• [SHORT PROBLEM]
Locate each line of the data below that contains the string "type", and copy every such line in full.

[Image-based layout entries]
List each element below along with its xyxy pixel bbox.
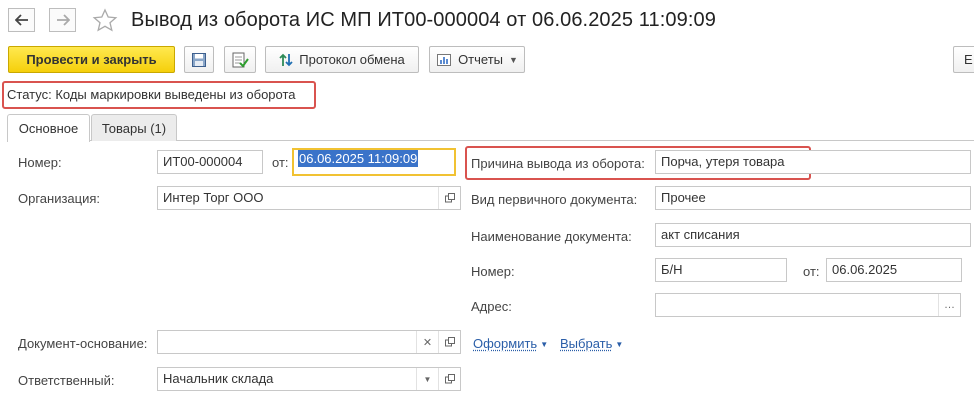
primary-date-field[interactable]: 06.06.2025 xyxy=(826,258,962,282)
exchange-log-label: Протокол обмена xyxy=(299,52,405,67)
address-label: Адрес: xyxy=(471,299,512,314)
ellipsis-icon: … xyxy=(944,299,955,311)
select-link[interactable]: Выбрать ▼ xyxy=(560,336,623,351)
address-select-button[interactable]: … xyxy=(938,294,960,316)
primary-number-label: Номер: xyxy=(471,264,515,279)
floppy-disk-icon xyxy=(191,52,207,68)
responsible-label: Ответственный: xyxy=(18,373,114,388)
back-button[interactable] xyxy=(8,8,35,32)
exchange-arrows-icon xyxy=(279,52,293,68)
open-responsible-button[interactable] xyxy=(438,368,460,390)
forward-button[interactable] xyxy=(49,8,76,32)
primary-doc-type-label: Вид первичного документа: xyxy=(471,192,637,207)
open-icon xyxy=(445,374,455,384)
create-link[interactable]: Оформить ▼ xyxy=(473,336,548,351)
doc-name-label: Наименование документа: xyxy=(471,229,632,244)
post-button[interactable] xyxy=(224,46,256,73)
primary-doc-type-field[interactable]: Прочее xyxy=(655,186,971,210)
organization-field[interactable]: Интер Торг ООО xyxy=(157,186,461,210)
open-base-document-button[interactable] xyxy=(438,331,460,353)
arrow-right-icon xyxy=(56,14,70,26)
number-label: Номер: xyxy=(18,155,62,170)
reports-label: Отчеты xyxy=(458,52,503,67)
close-icon: ✕ xyxy=(423,336,432,349)
arrow-left-icon xyxy=(15,14,29,26)
tab-goods[interactable]: Товары (1) xyxy=(91,114,177,141)
date-from-label: от: xyxy=(272,155,289,170)
open-icon xyxy=(445,193,455,203)
post-document-icon xyxy=(231,51,249,69)
reports-button[interactable]: Отчеты ▼ xyxy=(429,46,525,73)
address-field[interactable]: … xyxy=(655,293,961,317)
reason-field[interactable]: Порча, утеря товара xyxy=(655,150,971,174)
organization-label: Организация: xyxy=(18,191,100,206)
primary-number-field[interactable]: Б/Н xyxy=(655,258,787,282)
favorite-star-icon[interactable] xyxy=(92,8,118,34)
window-title: Вывод из оборота ИС МП ИТ00-000004 от 06… xyxy=(131,9,716,32)
open-organization-button[interactable] xyxy=(438,187,460,209)
clear-button[interactable]: ✕ xyxy=(416,331,438,353)
base-document-field[interactable]: ✕ xyxy=(157,330,461,354)
chevron-down-icon: ▼ xyxy=(424,375,432,384)
post-and-close-button[interactable]: Провести и закрыть xyxy=(8,46,175,73)
responsible-field[interactable]: Начальник склада ▼ xyxy=(157,367,461,391)
dropdown-button[interactable]: ▼ xyxy=(416,368,438,390)
exchange-log-button[interactable]: Протокол обмена xyxy=(265,46,419,73)
create-link-label: Оформить xyxy=(473,336,537,351)
save-button[interactable] xyxy=(184,46,214,73)
reports-icon xyxy=(436,52,452,68)
date-field-value: 06.06.2025 11:09:09 xyxy=(298,150,418,167)
open-icon xyxy=(445,337,455,347)
base-document-label: Документ-основание: xyxy=(18,336,147,351)
select-link-label: Выбрать xyxy=(560,336,612,351)
status-text: Статус: Коды маркировки выведены из обор… xyxy=(7,87,296,102)
responsible-value: Начальник склада xyxy=(163,371,273,386)
reason-label: Причина вывода из оборота: xyxy=(471,156,645,171)
more-button[interactable]: Е xyxy=(953,46,974,73)
chevron-down-icon: ▼ xyxy=(615,340,623,349)
organization-value: Интер Торг ООО xyxy=(163,190,263,205)
chevron-down-icon: ▼ xyxy=(509,55,518,65)
doc-name-field[interactable]: акт списания xyxy=(655,223,971,247)
primary-date-label: от: xyxy=(803,264,820,279)
number-field[interactable]: ИТ00-000004 xyxy=(157,150,263,174)
date-field[interactable]: 06.06.2025 11:09:09 xyxy=(292,148,456,176)
chevron-down-icon: ▼ xyxy=(540,340,548,349)
tab-main[interactable]: Основное xyxy=(7,114,90,142)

• [EXPECTED ANSWER]
primary-doc-type-label: Вид первичного документа: xyxy=(471,192,637,207)
primary-doc-type-field[interactable]: Прочее xyxy=(655,186,971,210)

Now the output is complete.